Texto proporcionado:
◆ ◆ ◆ ◆ ◆ ◆ ◆

El
Bayardo del Camagüey
En conmemoración del aniversario hoy de la muerte en combate en Jimaguayú del Mayor General Ignacio Agramonte, ofrecemos este trabajo del Dr. Emilio Cosío, abogado, escritor costumbrista y poeta camagüeyano, fallecido en Miami hace pocos años.
Por Emilio A. Cosío R.
Por Emilio A. Cosío R.
Pasarán tres siglos desde la muerte del Bayardo original en 1524 hasta el día en que -como el Ave Fénix que renace de entre las cenizas negándose a morir- viene al mundo un niño a quien llamaría la Historia El Bayardo. El día es el 23 de diciembre. El año, 1841. Este niño vivirá una epopeya de gloria que será legendaria. Recibirá en la pila del bautismo el nombre de Ignacio y heredará apellidos de viejo abolengo: Agramonte y Loynaz.
El nacimiento ocurre en la somnolienta, tradicionalista y conservadora villa de Santa María del Puerto del Príncipe, fundada por los españoles en el año 1514 en una isla del Mar Caribe llamada al principio Juana por sus descubridores y a la que más tarde, convertidos éstos ya en amos prepotentes, llamarían La Siempre Fidelísima Isla de Cuba, expresión que conllevaba una humillante connotación de vasallaje y servidumbre. No escapó esta circunstancia a la fina sensibilidad del Bayardo camagüeyano, quien la consideró una afrenta a su condición de cubano y de hombre digno.
Este niño, nacido en lecho de plumas, profundamente civilista y educado en las aulas del Derecho, cambiaría un día su toga por el machete mambí en rebeldía contra ese coloniaje ultrajante. Y a pesar de detestar la guerra, blandirá su arma criolla con tal fervor patriótico que causará pavor al enemigo. Y si fue el machete en sus manos un arma demoledora, lo fue aún más la solidez de los principios y convicciones que supo infundir en sus hombres, a quienes convierte en una verdadera legión de centauros: hombres hambrientos en ocasiones y desprovistos de armas muchas veces, pero que combaten siempre como aprendieran de su jefe: con la vergüenza.
Representan ambos Bayardos dos épocas, dos mundos diferentes. Pasa el Bayardo francés a la posteridad defendiendo los valores del feudalismo, los privilegios, el honor del noble de nacimiento. Valores que son legítimos en la sociedad del siglo XV; pero que son, sin embargo, antagónicos a aquellos valores que, tres siglos después, representarán los ideales que defenderá el Bayardo camagüeyano hasta su muerte y que, resumidos en los conceptos de la libertad y la dignidad del hombre, no penetrarían la conciencia del pueblo francés hasta el advenimiento de la Revolución Francesa en el año de 1789.
No ha sido nuestro propósito en este breve trabajo realizar un análisis comparativo entre ambos Bayardos; sino incursionar en las circunstancias históricas que dieron lugar al sobrenombre de El Bayardo, con vistas a establecer la justificación de su vinculación a la persona del Mártir de Jimagüayú y contribuir a su divulgación.

◆ ◆ ◆ ◆ ◆ ◆ ◆

Datos proporcionados:

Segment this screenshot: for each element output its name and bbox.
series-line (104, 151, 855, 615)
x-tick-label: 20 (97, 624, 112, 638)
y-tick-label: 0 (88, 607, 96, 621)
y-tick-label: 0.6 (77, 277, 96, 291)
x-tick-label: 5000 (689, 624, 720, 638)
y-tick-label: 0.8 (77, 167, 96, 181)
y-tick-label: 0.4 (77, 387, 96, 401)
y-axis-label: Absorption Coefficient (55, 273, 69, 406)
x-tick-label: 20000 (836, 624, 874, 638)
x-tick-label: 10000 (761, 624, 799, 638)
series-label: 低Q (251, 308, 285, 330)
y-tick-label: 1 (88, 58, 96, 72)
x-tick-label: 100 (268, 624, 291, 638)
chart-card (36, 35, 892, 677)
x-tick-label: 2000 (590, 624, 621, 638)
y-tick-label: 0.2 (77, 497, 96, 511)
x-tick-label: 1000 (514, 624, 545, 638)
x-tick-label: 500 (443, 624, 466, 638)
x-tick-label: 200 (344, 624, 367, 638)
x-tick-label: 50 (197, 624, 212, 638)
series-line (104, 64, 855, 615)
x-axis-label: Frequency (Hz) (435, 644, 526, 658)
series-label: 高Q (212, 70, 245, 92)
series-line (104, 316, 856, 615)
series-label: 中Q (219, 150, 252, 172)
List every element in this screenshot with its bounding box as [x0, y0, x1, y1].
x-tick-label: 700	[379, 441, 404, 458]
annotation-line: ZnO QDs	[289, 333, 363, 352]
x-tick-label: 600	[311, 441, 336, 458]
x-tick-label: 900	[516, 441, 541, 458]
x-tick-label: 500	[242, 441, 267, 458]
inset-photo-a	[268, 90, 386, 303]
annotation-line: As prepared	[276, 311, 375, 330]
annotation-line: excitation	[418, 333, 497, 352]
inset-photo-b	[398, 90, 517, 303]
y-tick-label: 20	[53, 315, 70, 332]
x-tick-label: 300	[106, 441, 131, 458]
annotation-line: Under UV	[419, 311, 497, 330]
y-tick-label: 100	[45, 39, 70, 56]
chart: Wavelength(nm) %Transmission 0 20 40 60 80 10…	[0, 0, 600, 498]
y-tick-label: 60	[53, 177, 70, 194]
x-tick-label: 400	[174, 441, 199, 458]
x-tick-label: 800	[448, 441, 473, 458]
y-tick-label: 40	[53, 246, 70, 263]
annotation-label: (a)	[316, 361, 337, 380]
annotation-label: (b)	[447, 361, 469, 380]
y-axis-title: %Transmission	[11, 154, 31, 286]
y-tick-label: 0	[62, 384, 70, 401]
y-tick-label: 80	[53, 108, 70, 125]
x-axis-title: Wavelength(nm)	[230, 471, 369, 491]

◆ ◆ ◆ ◆ ◆ ◆ ◆

Instrucciones:
a. ¿En qué fecha nació Ignacio Agramonte, según el texto sobre el Bayardo camagüeyano?
b. Enumera todos los años escritos en cifras que aparecen en el texto sobre el Bayardo camagüeyano.
c. Prolonga el texto sobre el Bayardo camagüeyano a partir de su última oración.

Respuestas por tarea:
a. El 23 de diciembre de 1841.

b. 1524, 1841, 1514 y 1789.

c.
Todo nombre que trasciende alude a características, a hechos, a aspectos inherentes a las personas que lo comparten. Bayardo -Pierre du Terrail-, y el Mayor Ignacio Agramonte ratifican su calidad de símbolos que representan las virtudes y la gloria del caballero intachable. De ahí la necesidad de explorar un tanto la historia de ambos, abarcando no sólo el aspecto militar de sus vidas, sino -más importante aún- también su formación desde la cuna y sus cualidades morales y humanas.
Una síntesis de estos atributos comunes la encontramos en el valor y en la conducta de caballero sin miedo y sin tacha que observamos tanto en Agramonte como en el Bayardo francés. Atributos que, al ser poseídos igualmente por Bayardo y por nuestro Mayor Ignacio Agramonte, justifican plenamente la simbiosis histórica con la que se honra recíprocamente a ambos héroes.
Es común que ante la admiración que suscita
la conducta heroica neguemos en ocasiones la consideración debida a la causa
que la provoca, que es donde reside el mérito de aquélla y la que ha de proporcionar,
por tanto, los elementos de juicio necesarios para la valoración del personaje
histórico. El simple valor, en acción carente de justificación moral, deviene
en instrumento de las miserias humanas. Se enaltece éste sólo cuando va
acompañado de motivaciones dignas. ¡Qué llena está la Historia de actos de
coraje increíble que sólo sirvieron para inmortalizar la ignominia!
De ahí que concluyamos que si imperecedero será siempre el recuerdo del valor personal de ambos héroes, fue la conducta noble, limpia de impurezas bastardas, la que, hermanándolos, elevó a estos hombres de leyenda al pedestal de los grandes de la Historia. Recordaremos siempre a los Bayardos como ejemplos de dignidad y valor.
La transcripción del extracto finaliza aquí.